Data entries:

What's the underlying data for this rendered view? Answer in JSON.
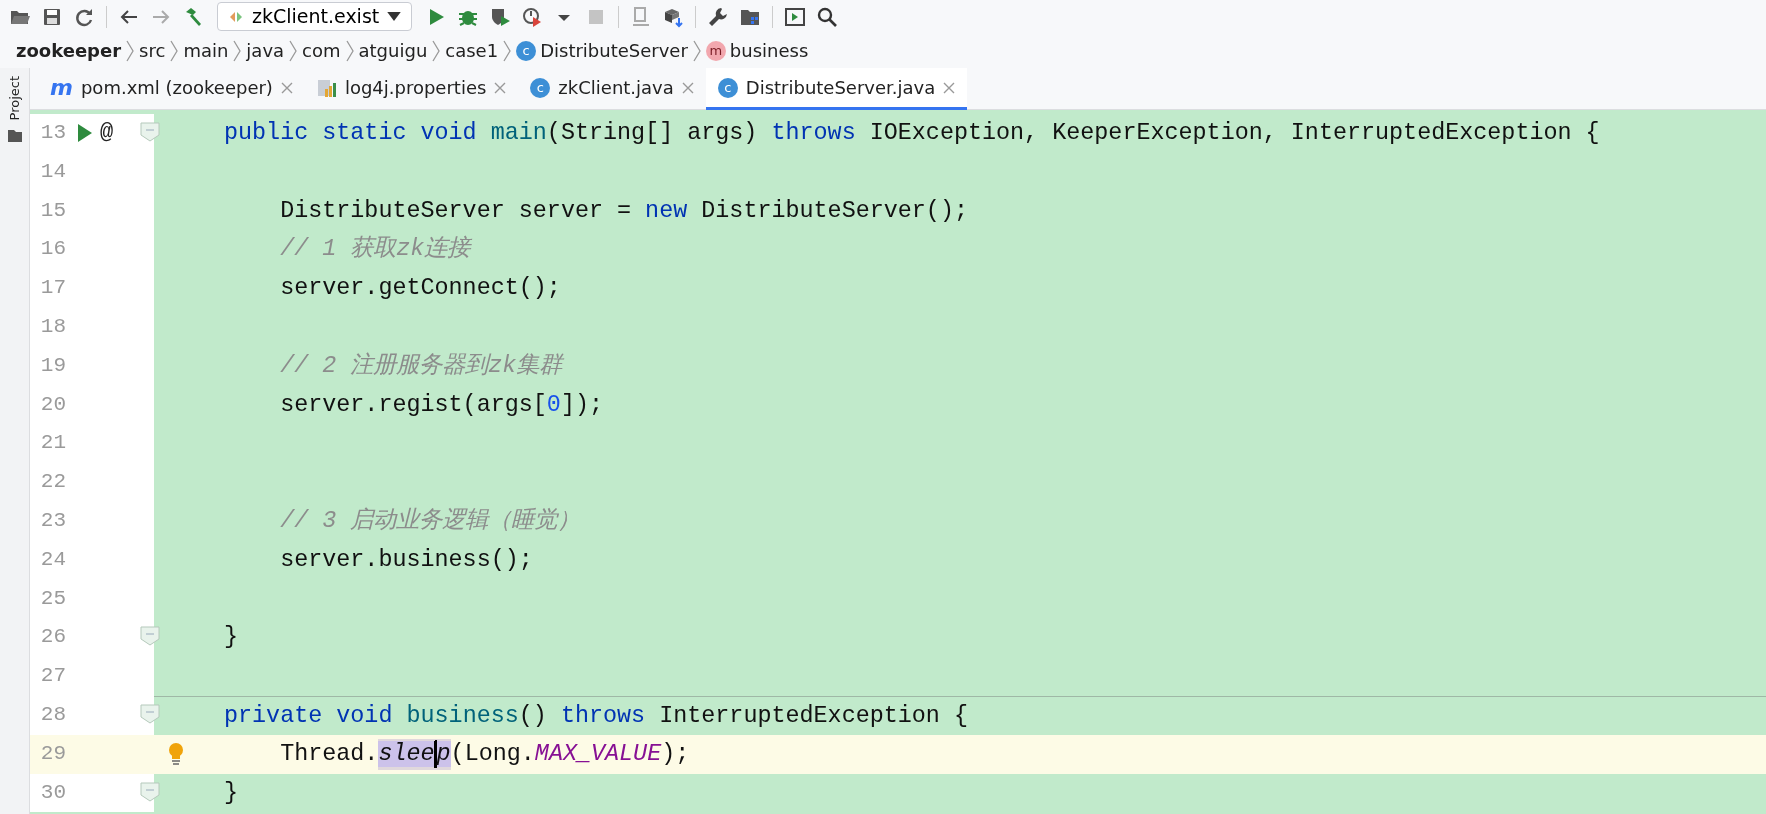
{
  "toolbar": {
    "run_config": "zkClient.exist"
  },
  "breadcrumb": [
    {
      "kind": "module",
      "text": "zookeeper"
    },
    {
      "kind": "dir",
      "text": "src"
    },
    {
      "kind": "dir",
      "text": "main"
    },
    {
      "kind": "dir",
      "text": "java"
    },
    {
      "kind": "dir",
      "text": "com"
    },
    {
      "kind": "dir",
      "text": "atguigu"
    },
    {
      "kind": "dir",
      "text": "case1"
    },
    {
      "kind": "class",
      "badge": "c",
      "text": "DistributeServer"
    },
    {
      "kind": "method",
      "badge": "m",
      "text": "business"
    }
  ],
  "side_tool": {
    "label": "Project"
  },
  "tabs": [
    {
      "kind": "maven",
      "badge": "m",
      "label": "pom.xml (zookeeper)",
      "selected": false
    },
    {
      "kind": "properties",
      "label": "log4j.properties",
      "selected": false
    },
    {
      "kind": "class",
      "badge": "c",
      "label": "zkClient.java",
      "selected": false
    },
    {
      "kind": "class",
      "badge": "c",
      "label": "DistributeServer.java",
      "selected": true
    }
  ],
  "editor": {
    "lines": [
      {
        "number": "13",
        "current": false,
        "separator_above": false,
        "gutter": [
          {
            "kind": "run"
          },
          {
            "kind": "symbol",
            "text": "@"
          },
          {
            "kind": "fold"
          }
        ],
        "tokens": [
          {
            "kind": "keyword",
            "text": "public static void "
          },
          {
            "kind": "method",
            "text": "main"
          },
          {
            "kind": "plain",
            "text": "(String[] args) "
          },
          {
            "kind": "keyword",
            "text": "throws "
          },
          {
            "kind": "plain",
            "text": "IOException, KeeperException, InterruptedException {"
          }
        ]
      },
      {
        "number": "14",
        "current": false,
        "separator_above": false
      },
      {
        "number": "15",
        "current": false,
        "separator_above": false,
        "tokens": [
          {
            "kind": "plain",
            "text": "    DistributeServer server = "
          },
          {
            "kind": "keyword",
            "text": "new "
          },
          {
            "kind": "plain",
            "text": "DistributeServer();"
          }
        ]
      },
      {
        "number": "16",
        "current": false,
        "separator_above": false,
        "tokens": [
          {
            "kind": "comment",
            "text": "    // 1 获取zk连接"
          }
        ]
      },
      {
        "number": "17",
        "current": false,
        "separator_above": false,
        "tokens": [
          {
            "kind": "plain",
            "text": "    server.getConnect();"
          }
        ]
      },
      {
        "number": "18",
        "current": false,
        "separator_above": false
      },
      {
        "number": "19",
        "current": false,
        "separator_above": false,
        "tokens": [
          {
            "kind": "comment",
            "text": "    // 2 注册服务器到zk集群"
          }
        ]
      },
      {
        "number": "20",
        "current": false,
        "separator_above": false,
        "tokens": [
          {
            "kind": "plain",
            "text": "    server.regist(args["
          },
          {
            "kind": "number",
            "text": "0"
          },
          {
            "kind": "plain",
            "text": "]);"
          }
        ]
      },
      {
        "number": "21",
        "current": false,
        "separator_above": false
      },
      {
        "number": "22",
        "current": false,
        "separator_above": false
      },
      {
        "number": "23",
        "current": false,
        "separator_above": false,
        "tokens": [
          {
            "kind": "comment",
            "text": "    // 3 启动业务逻辑（睡觉）"
          }
        ]
      },
      {
        "number": "24",
        "current": false,
        "separator_above": false,
        "tokens": [
          {
            "kind": "plain",
            "text": "    server.business();"
          }
        ]
      },
      {
        "number": "25",
        "current": false,
        "separator_above": false
      },
      {
        "number": "26",
        "current": false,
        "separator_above": false,
        "gutter": [
          {
            "kind": "fold"
          }
        ],
        "tokens": [
          {
            "kind": "plain",
            "text": "}"
          }
        ]
      },
      {
        "number": "27",
        "current": false,
        "separator_above": false
      },
      {
        "number": "28",
        "current": false,
        "separator_above": true,
        "gutter": [
          {
            "kind": "fold"
          }
        ],
        "tokens": [
          {
            "kind": "keyword",
            "text": "private void "
          },
          {
            "kind": "method",
            "text": "business"
          },
          {
            "kind": "plain",
            "text": "() "
          },
          {
            "kind": "keyword",
            "text": "throws "
          },
          {
            "kind": "plain",
            "text": "InterruptedException {"
          }
        ]
      },
      {
        "number": "29",
        "current": true,
        "separator_above": false,
        "gutter": [
          {
            "kind": "bulb"
          }
        ],
        "tokens": [
          {
            "kind": "plain",
            "text": "    Thread."
          },
          {
            "kind": "usage",
            "text": "slee"
          },
          {
            "kind": "caret"
          },
          {
            "kind": "usage",
            "text": "p"
          },
          {
            "kind": "plain",
            "text": "(Long."
          },
          {
            "kind": "constant",
            "text": "MAX_VALUE"
          },
          {
            "kind": "plain",
            "text": ");"
          }
        ]
      },
      {
        "number": "30",
        "current": false,
        "separator_above": false,
        "gutter": [
          {
            "kind": "fold"
          }
        ],
        "tokens": [
          {
            "kind": "plain",
            "text": "}"
          }
        ]
      }
    ]
  }
}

## THE PROBLEM
Send back the data above word for word, with the pictures left out.

## OUTPUT BELOW
What's the underlying data for this rendered view? Answer in JSON.
{
  "toolbar": {
    "run_config": "zkClient.exist"
  },
  "breadcrumb": [
    {
      "kind": "module",
      "text": "zookeeper"
    },
    {
      "kind": "dir",
      "text": "src"
    },
    {
      "kind": "dir",
      "text": "main"
    },
    {
      "kind": "dir",
      "text": "java"
    },
    {
      "kind": "dir",
      "text": "com"
    },
    {
      "kind": "dir",
      "text": "atguigu"
    },
    {
      "kind": "dir",
      "text": "case1"
    },
    {
      "kind": "class",
      "badge": "c",
      "text": "DistributeServer"
    },
    {
      "kind": "method",
      "badge": "m",
      "text": "business"
    }
  ],
  "side_tool": {
    "label": "Project"
  },
  "tabs": [
    {
      "kind": "maven",
      "badge": "m",
      "label": "pom.xml (zookeeper)",
      "selected": false
    },
    {
      "kind": "properties",
      "label": "log4j.properties",
      "selected": false
    },
    {
      "kind": "class",
      "badge": "c",
      "label": "zkClient.java",
      "selected": false
    },
    {
      "kind": "class",
      "badge": "c",
      "label": "DistributeServer.java",
      "selected": true
    }
  ],
  "editor": {
    "lines": [
      {
        "number": "13",
        "current": false,
        "separator_above": false,
        "gutter": [
          {
            "kind": "run"
          },
          {
            "kind": "symbol",
            "text": "@"
          },
          {
            "kind": "fold"
          }
        ],
        "tokens": [
          {
            "kind": "keyword",
            "text": "public static void "
          },
          {
            "kind": "method",
            "text": "main"
          },
          {
            "kind": "plain",
            "text": "(String[] args) "
          },
          {
            "kind": "keyword",
            "text": "throws "
          },
          {
            "kind": "plain",
            "text": "IOException, KeeperException, InterruptedException {"
          }
        ]
      },
      {
        "number": "14",
        "current": false,
        "separator_above": false
      },
      {
        "number": "15",
        "current": false,
        "separator_above": false,
        "tokens": [
          {
            "kind": "plain",
            "text": "    DistributeServer server = "
          },
          {
            "kind": "keyword",
            "text": "new "
          },
          {
            "kind": "plain",
            "text": "DistributeServer();"
          }
        ]
      },
      {
        "number": "16",
        "current": false,
        "separator_above": false,
        "tokens": [
          {
            "kind": "comment",
            "text": "    // 1 获取zk连接"
          }
        ]
      },
      {
        "number": "17",
        "current": false,
        "separator_above": false,
        "tokens": [
          {
            "kind": "plain",
            "text": "    server.getConnect();"
          }
        ]
      },
      {
        "number": "18",
        "current": false,
        "separator_above": false
      },
      {
        "number": "19",
        "current": false,
        "separator_above": false,
        "tokens": [
          {
            "kind": "comment",
            "text": "    // 2 注册服务器到zk集群"
          }
        ]
      },
      {
        "number": "20",
        "current": false,
        "separator_above": false,
        "tokens": [
          {
            "kind": "plain",
            "text": "    server.regist(args["
          },
          {
            "kind": "number",
            "text": "0"
          },
          {
            "kind": "plain",
            "text": "]);"
          }
        ]
      },
      {
        "number": "21",
        "current": false,
        "separator_above": false
      },
      {
        "number": "22",
        "current": false,
        "separator_above": false
      },
      {
        "number": "23",
        "current": false,
        "separator_above": false,
        "tokens": [
          {
            "kind": "comment",
            "text": "    // 3 启动业务逻辑（睡觉）"
          }
        ]
      },
      {
        "number": "24",
        "current": false,
        "separator_above": false,
        "tokens": [
          {
            "kind": "plain",
            "text": "    server.business();"
          }
        ]
      },
      {
        "number": "25",
        "current": false,
        "separator_above": false
      },
      {
        "number": "26",
        "current": false,
        "separator_above": false,
        "gutter": [
          {
            "kind": "fold"
          }
        ],
        "tokens": [
          {
            "kind": "plain",
            "text": "}"
          }
        ]
      },
      {
        "number": "27",
        "current": false,
        "separator_above": false
      },
      {
        "number": "28",
        "current": false,
        "separator_above": true,
        "gutter": [
          {
            "kind": "fold"
          }
        ],
        "tokens": [
          {
            "kind": "keyword",
            "text": "private void "
          },
          {
            "kind": "method",
            "text": "business"
          },
          {
            "kind": "plain",
            "text": "() "
          },
          {
            "kind": "keyword",
            "text": "throws "
          },
          {
            "kind": "plain",
            "text": "InterruptedException {"
          }
        ]
      },
      {
        "number": "29",
        "current": true,
        "separator_above": false,
        "gutter": [
          {
            "kind": "bulb"
          }
        ],
        "tokens": [
          {
            "kind": "plain",
            "text": "    Thread."
          },
          {
            "kind": "usage",
            "text": "slee"
          },
          {
            "kind": "caret"
          },
          {
            "kind": "usage",
            "text": "p"
          },
          {
            "kind": "plain",
            "text": "(Long."
          },
          {
            "kind": "constant",
            "text": "MAX_VALUE"
          },
          {
            "kind": "plain",
            "text": ");"
          }
        ]
      },
      {
        "number": "30",
        "current": false,
        "separator_above": false,
        "gutter": [
          {
            "kind": "fold"
          }
        ],
        "tokens": [
          {
            "kind": "plain",
            "text": "}"
          }
        ]
      }
    ]
  }
}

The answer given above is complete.